**Records from a data collection:**
++++++++++

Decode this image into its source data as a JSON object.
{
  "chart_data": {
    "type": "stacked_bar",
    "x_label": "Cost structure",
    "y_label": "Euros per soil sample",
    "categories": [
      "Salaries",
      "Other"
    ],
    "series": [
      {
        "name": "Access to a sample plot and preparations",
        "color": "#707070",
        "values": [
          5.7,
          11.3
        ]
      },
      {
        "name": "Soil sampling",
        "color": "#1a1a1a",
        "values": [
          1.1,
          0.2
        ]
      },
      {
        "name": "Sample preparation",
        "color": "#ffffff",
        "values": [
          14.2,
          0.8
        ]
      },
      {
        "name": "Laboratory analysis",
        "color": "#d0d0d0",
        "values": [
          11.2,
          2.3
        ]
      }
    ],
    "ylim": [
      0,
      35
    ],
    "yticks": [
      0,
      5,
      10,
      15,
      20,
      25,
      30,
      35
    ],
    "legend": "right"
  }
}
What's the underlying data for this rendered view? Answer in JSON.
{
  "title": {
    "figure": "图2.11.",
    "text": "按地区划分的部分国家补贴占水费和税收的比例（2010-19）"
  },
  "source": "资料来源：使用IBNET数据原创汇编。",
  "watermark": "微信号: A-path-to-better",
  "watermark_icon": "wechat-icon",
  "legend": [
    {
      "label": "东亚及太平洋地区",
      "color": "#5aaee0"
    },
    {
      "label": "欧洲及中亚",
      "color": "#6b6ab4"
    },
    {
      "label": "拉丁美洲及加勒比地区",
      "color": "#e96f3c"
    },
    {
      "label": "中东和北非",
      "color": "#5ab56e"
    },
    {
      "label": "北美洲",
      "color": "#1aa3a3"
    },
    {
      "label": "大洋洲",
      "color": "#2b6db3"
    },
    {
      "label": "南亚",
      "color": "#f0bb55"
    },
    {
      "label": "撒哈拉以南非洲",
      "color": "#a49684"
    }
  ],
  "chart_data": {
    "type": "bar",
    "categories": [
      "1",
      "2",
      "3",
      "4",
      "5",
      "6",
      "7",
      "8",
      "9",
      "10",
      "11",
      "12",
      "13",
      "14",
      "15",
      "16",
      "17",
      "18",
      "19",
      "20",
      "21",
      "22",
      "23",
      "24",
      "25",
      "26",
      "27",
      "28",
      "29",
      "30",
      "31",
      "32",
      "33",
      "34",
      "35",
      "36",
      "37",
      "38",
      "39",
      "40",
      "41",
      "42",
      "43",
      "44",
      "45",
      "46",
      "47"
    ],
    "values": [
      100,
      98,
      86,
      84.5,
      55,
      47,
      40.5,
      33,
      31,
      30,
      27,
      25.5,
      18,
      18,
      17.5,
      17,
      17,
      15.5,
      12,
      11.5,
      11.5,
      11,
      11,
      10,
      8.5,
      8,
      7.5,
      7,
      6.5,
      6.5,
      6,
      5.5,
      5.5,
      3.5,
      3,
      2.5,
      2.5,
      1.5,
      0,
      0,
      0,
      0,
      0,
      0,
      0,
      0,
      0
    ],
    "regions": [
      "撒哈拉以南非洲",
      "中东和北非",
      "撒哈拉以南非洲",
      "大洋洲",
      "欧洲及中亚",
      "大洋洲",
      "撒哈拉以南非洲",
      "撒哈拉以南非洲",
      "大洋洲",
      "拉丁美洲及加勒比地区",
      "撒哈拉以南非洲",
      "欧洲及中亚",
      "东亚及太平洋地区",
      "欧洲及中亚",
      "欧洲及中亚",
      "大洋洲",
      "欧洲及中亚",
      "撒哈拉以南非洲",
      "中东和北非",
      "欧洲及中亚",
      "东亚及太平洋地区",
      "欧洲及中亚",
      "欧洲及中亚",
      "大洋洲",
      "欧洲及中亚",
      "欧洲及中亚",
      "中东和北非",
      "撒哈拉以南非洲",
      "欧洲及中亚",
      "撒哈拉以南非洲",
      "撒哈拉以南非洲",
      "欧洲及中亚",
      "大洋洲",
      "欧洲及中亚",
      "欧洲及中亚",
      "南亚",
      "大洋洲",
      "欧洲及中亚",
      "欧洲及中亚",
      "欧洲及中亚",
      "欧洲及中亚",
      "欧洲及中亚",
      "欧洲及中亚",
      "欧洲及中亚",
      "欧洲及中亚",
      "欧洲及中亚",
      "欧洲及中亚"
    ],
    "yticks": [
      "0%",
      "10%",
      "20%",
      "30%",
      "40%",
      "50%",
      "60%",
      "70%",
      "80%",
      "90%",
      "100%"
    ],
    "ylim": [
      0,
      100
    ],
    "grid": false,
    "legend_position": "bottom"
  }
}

++++++++++

**Exercise task:** Exactly as written above, please repeat the entries.

**Result for this exercise:**
Decode this image into its source data as a JSON object.
{
  "chart_data": {
    "type": "stacked_bar",
    "x_label": "Cost structure",
    "y_label": "Euros per soil sample",
    "categories": [
      "Salaries",
      "Other"
    ],
    "series": [
      {
        "name": "Access to a sample plot and preparations",
        "color": "#707070",
        "values": [
          5.7,
          11.3
        ]
      },
      {
        "name": "Soil sampling",
        "color": "#1a1a1a",
        "values": [
          1.1,
          0.2
        ]
      },
      {
        "name": "Sample preparation",
        "color": "#ffffff",
        "values": [
          14.2,
          0.8
        ]
      },
      {
        "name": "Laboratory analysis",
        "color": "#d0d0d0",
        "values": [
          11.2,
          2.3
        ]
      }
    ],
    "ylim": [
      0,
      35
    ],
    "yticks": [
      0,
      5,
      10,
      15,
      20,
      25,
      30,
      35
    ],
    "legend": "right"
  }
}
What's the underlying data for this rendered view? Answer in JSON.
{
  "title": {
    "figure": "图2.11.",
    "text": "按地区划分的部分国家补贴占水费和税收的比例（2010-19）"
  },
  "source": "资料来源：使用IBNET数据原创汇编。",
  "watermark": "微信号: A-path-to-better",
  "watermark_icon": "wechat-icon",
  "legend": [
    {
      "label": "东亚及太平洋地区",
      "color": "#5aaee0"
    },
    {
      "label": "欧洲及中亚",
      "color": "#6b6ab4"
    },
    {
      "label": "拉丁美洲及加勒比地区",
      "color": "#e96f3c"
    },
    {
      "label": "中东和北非",
      "color": "#5ab56e"
    },
    {
      "label": "北美洲",
      "color": "#1aa3a3"
    },
    {
      "label": "大洋洲",
      "color": "#2b6db3"
    },
    {
      "label": "南亚",
      "color": "#f0bb55"
    },
    {
      "label": "撒哈拉以南非洲",
      "color": "#a49684"
    }
  ],
  "chart_data": {
    "type": "bar",
    "categories": [
      "1",
      "2",
      "3",
      "4",
      "5",
      "6",
      "7",
      "8",
      "9",
      "10",
      "11",
      "12",
      "13",
      "14",
      "15",
      "16",
      "17",
      "18",
      "19",
      "20",
      "21",
      "22",
      "23",
      "24",
      "25",
      "26",
      "27",
      "28",
      "29",
      "30",
      "31",
      "32",
      "33",
      "34",
      "35",
      "36",
      "37",
      "38",
      "39",
      "40",
      "41",
      "42",
      "43",
      "44",
      "45",
      "46",
      "47"
    ],
    "values": [
      100,
      98,
      86,
      84.5,
      55,
      47,
      40.5,
      33,
      31,
      30,
      27,
      25.5,
      18,
      18,
      17.5,
      17,
      17,
      15.5,
      12,
      11.5,
      11.5,
      11,
      11,
      10,
      8.5,
      8,
      7.5,
      7,
      6.5,
      6.5,
      6,
      5.5,
      5.5,
      3.5,
      3,
      2.5,
      2.5,
      1.5,
      0,
      0,
      0,
      0,
      0,
      0,
      0,
      0,
      0
    ],
    "regions": [
      "撒哈拉以南非洲",
      "中东和北非",
      "撒哈拉以南非洲",
      "大洋洲",
      "欧洲及中亚",
      "大洋洲",
      "撒哈拉以南非洲",
      "撒哈拉以南非洲",
      "大洋洲",
      "拉丁美洲及加勒比地区",
      "撒哈拉以南非洲",
      "欧洲及中亚",
      "东亚及太平洋地区",
      "欧洲及中亚",
      "欧洲及中亚",
      "大洋洲",
      "欧洲及中亚",
      "撒哈拉以南非洲",
      "中东和北非",
      "欧洲及中亚",
      "东亚及太平洋地区",
      "欧洲及中亚",
      "欧洲及中亚",
      "大洋洲",
      "欧洲及中亚",
      "欧洲及中亚",
      "中东和北非",
      "撒哈拉以南非洲",
      "欧洲及中亚",
      "撒哈拉以南非洲",
      "撒哈拉以南非洲",
      "欧洲及中亚",
      "大洋洲",
      "欧洲及中亚",
      "欧洲及中亚",
      "南亚",
      "大洋洲",
      "欧洲及中亚",
      "欧洲及中亚",
      "欧洲及中亚",
      "欧洲及中亚",
      "欧洲及中亚",
      "欧洲及中亚",
      "欧洲及中亚",
      "欧洲及中亚",
      "欧洲及中亚",
      "欧洲及中亚"
    ],
    "yticks": [
      "0%",
      "10%",
      "20%",
      "30%",
      "40%",
      "50%",
      "60%",
      "70%",
      "80%",
      "90%",
      "100%"
    ],
    "ylim": [
      0,
      100
    ],
    "grid": false,
    "legend_position": "bottom"
  }
}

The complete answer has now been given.